列出材料中所有含有字符串“windows”的行，逐行照抄。

> 数据记录
::::
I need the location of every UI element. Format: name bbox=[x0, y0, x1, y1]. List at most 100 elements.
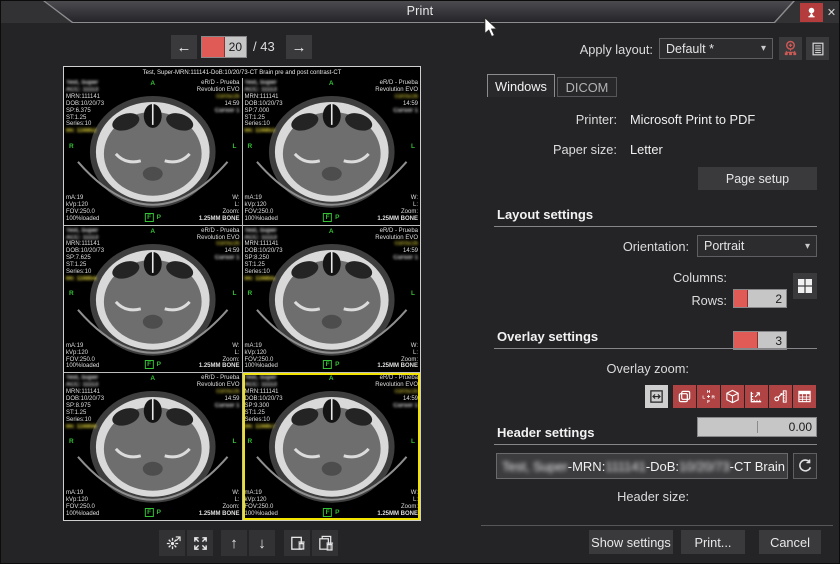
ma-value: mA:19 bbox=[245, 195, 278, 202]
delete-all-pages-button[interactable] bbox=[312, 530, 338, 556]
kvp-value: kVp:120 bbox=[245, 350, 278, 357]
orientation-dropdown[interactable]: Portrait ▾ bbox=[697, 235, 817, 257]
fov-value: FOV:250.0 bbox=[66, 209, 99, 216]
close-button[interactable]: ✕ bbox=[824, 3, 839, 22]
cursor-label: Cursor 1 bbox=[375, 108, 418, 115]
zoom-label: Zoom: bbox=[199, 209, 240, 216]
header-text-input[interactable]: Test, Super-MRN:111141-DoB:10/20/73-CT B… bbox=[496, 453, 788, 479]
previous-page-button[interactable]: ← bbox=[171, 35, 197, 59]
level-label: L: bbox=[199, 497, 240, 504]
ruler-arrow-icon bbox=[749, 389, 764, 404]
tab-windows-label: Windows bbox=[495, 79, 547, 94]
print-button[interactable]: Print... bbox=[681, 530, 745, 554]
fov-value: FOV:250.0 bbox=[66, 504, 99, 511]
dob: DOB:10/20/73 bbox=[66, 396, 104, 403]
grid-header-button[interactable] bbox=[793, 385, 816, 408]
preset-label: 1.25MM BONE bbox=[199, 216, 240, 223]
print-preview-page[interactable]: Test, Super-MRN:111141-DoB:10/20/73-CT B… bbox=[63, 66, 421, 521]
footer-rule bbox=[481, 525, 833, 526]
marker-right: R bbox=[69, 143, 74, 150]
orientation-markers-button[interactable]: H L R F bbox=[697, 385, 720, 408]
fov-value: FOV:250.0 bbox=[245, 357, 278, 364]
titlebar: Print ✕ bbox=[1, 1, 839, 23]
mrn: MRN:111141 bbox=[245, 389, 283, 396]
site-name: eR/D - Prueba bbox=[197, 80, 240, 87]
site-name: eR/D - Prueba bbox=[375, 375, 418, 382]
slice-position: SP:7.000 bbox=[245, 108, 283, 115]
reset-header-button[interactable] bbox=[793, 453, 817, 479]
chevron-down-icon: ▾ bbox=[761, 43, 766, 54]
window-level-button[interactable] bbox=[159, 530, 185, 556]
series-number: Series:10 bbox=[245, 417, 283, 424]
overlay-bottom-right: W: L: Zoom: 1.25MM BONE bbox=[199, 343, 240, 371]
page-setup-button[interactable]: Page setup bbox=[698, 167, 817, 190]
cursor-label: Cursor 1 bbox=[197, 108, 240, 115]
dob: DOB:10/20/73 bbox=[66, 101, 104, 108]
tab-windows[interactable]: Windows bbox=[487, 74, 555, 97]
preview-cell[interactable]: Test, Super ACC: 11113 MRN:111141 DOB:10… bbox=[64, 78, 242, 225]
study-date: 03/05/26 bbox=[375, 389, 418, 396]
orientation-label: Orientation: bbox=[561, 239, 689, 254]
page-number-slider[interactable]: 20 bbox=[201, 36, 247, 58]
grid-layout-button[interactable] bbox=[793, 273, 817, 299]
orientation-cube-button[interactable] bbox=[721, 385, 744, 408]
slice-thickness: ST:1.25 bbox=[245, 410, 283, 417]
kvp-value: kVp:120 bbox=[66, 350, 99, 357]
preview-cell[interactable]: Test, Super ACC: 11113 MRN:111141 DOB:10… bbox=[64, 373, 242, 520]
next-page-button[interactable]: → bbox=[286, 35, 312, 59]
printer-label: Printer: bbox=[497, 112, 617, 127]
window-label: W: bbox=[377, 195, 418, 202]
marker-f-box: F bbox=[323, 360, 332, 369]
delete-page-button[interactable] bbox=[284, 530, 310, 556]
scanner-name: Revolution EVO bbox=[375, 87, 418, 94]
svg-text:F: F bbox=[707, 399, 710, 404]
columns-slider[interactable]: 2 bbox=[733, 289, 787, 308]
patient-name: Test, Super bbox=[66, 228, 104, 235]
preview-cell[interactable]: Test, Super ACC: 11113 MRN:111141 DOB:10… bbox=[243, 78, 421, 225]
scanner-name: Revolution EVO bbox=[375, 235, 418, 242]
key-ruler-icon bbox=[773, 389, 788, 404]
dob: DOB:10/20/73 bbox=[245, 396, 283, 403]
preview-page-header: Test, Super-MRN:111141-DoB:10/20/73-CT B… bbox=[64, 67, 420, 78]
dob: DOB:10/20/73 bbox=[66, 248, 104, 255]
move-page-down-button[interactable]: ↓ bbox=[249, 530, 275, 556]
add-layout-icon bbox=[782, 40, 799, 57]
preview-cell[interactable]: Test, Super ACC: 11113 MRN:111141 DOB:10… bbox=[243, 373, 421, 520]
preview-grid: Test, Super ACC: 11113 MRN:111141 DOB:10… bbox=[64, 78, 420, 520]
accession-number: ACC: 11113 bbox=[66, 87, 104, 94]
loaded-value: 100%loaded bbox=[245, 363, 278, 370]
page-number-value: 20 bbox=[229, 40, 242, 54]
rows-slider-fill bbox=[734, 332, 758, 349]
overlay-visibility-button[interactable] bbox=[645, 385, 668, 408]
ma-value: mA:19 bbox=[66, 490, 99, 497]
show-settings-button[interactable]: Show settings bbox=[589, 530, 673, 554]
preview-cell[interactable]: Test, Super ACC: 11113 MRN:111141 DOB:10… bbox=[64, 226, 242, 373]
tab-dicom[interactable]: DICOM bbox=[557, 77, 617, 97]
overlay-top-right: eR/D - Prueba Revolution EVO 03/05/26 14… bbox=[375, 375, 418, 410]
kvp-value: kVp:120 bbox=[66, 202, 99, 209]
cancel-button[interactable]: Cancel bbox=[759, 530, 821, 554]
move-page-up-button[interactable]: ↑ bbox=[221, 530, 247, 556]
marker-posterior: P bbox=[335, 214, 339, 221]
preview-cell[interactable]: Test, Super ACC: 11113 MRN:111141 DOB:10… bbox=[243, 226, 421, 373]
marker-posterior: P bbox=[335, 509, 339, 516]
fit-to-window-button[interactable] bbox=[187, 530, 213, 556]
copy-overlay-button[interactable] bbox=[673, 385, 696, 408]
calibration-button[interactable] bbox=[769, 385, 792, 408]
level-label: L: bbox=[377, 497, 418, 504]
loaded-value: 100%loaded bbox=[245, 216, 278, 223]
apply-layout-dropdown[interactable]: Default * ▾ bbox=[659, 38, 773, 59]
::::
> 本题结果
tab-windows-label: Windows bbox=[495, 79, 547, 94]
tab-windows[interactable]: Windows bbox=[487, 74, 555, 97]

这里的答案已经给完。